── Data provided ──
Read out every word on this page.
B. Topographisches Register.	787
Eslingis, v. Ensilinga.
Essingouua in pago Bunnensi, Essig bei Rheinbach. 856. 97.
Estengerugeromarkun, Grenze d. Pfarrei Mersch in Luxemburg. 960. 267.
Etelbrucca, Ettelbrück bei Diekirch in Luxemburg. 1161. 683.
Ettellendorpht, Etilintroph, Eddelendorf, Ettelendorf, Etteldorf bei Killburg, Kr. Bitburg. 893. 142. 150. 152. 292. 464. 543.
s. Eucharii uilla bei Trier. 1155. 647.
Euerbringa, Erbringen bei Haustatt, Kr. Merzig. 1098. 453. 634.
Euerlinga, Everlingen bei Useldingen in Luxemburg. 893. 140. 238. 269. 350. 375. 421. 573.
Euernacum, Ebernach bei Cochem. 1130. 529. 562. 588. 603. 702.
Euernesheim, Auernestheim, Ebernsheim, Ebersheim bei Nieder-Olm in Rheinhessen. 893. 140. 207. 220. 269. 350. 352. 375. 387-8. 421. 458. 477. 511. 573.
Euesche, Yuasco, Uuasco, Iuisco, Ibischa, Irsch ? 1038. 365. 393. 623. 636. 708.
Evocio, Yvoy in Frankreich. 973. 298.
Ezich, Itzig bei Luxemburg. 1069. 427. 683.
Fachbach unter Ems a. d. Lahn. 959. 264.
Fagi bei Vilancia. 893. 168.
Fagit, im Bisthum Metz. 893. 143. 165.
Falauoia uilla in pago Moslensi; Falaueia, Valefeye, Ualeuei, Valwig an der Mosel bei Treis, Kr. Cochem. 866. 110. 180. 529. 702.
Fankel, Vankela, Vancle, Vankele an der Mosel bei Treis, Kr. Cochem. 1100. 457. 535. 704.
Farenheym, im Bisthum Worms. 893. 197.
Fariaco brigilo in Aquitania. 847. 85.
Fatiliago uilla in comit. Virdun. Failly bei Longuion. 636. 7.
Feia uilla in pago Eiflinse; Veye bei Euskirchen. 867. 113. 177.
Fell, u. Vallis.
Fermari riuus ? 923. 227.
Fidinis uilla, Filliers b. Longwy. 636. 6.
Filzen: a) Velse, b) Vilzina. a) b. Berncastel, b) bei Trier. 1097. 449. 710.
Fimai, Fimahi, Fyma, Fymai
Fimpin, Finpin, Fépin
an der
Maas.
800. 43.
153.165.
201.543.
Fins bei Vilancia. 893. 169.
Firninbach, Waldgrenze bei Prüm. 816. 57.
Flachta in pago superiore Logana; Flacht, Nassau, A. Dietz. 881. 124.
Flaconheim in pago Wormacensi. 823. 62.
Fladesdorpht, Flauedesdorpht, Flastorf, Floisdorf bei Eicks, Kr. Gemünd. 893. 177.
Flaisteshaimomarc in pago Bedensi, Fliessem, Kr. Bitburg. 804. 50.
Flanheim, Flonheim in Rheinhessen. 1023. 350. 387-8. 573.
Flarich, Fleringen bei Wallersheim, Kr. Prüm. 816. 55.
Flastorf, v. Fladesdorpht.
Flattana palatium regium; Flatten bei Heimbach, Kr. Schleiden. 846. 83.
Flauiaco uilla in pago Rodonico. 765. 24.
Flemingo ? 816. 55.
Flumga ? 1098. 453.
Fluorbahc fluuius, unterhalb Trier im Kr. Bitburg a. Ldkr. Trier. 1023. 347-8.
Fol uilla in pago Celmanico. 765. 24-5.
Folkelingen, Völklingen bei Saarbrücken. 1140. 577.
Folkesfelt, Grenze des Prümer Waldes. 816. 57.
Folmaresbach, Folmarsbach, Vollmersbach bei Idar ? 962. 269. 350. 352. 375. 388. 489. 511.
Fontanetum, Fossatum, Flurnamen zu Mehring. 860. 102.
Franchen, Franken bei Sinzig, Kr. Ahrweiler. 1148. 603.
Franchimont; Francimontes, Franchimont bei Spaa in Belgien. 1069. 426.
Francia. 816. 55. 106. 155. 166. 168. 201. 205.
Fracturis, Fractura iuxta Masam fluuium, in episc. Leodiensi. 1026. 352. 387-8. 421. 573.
───
Aim:
Among the records above, find each line holding the string "Rheinhessen" and pull it out.

Answer to the task:
Euernesheim, Auernestheim, Ebernsheim, Ebersheim bei Nieder-Olm in Rheinhessen. 893. 140. 207. 220. 269. 350. 352. 375. 387-8. 421. 458. 477. 511. 573.
Flanheim, Flonheim in Rheinhessen. 1023. 350. 387-8. 573.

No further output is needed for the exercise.